Set task - Your task is to gather the lines below that hold the string "вопросы".

>>>

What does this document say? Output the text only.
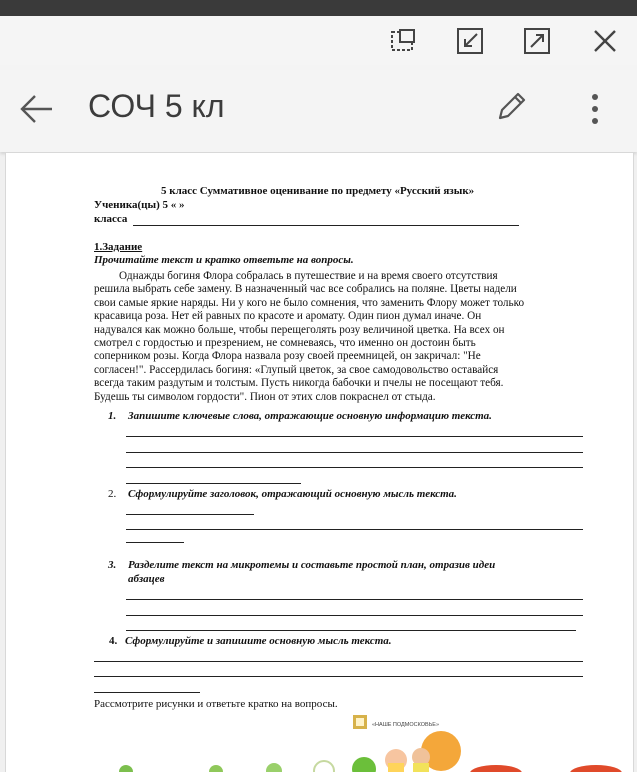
СОЧ 5 кл
5 класс Суммативное оценивание по предмету «Русский язык»
Ученика(цы) 5 « »
класса
1.Задание
Прочитайте текст и кратко ответьте на вопросы.
Однажды богиня Флора собралась в путешествие и на время своего отсутствия
решила выбрать себе замену. В назначенный час все собрались на поляне. Цветы надели
свои самые яркие наряды. Ни у кого не было сомнения, что заменить Флору может только
красавица роза. Нет ей равных по красоте и аромату. Один пион думал иначе. Он
надувался как можно больше, чтобы перещеголять розу величиной цветка. На всех он
смотрел с гордостью и презрением, не сомневаясь, что именно он достоин быть
соперником розы. Когда Флора назвала розу своей преемницей, он закричал: "Не
согласен!". Рассердилась богиня: «Глупый цветок, за свое самодовольство оставайся
всегда таким раздутым и толстым. Пусть никогда бабочки и пчелы не посещают тебя.
Будешь ты символом гордости". Пион от этих слов покраснел от стыда.
1. Запишите ключевые слова, отражающие основную информацию текста.
2. Сформулируйте заголовок, отражающий основную мысль текста.
3. Разделите текст на микротемы и составьте простой план, отразив идеи
абзацев
4. Сформулируйте и запишите основную мысль текста.
Рассмотрите рисунки и ответьте кратко на вопросы.
«НАШЕ ПОДМОСКОВЬЕ»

<<<

Task response -
Прочитайте текст и кратко ответьте на вопросы.
Рассмотрите рисунки и ответьте кратко на вопросы.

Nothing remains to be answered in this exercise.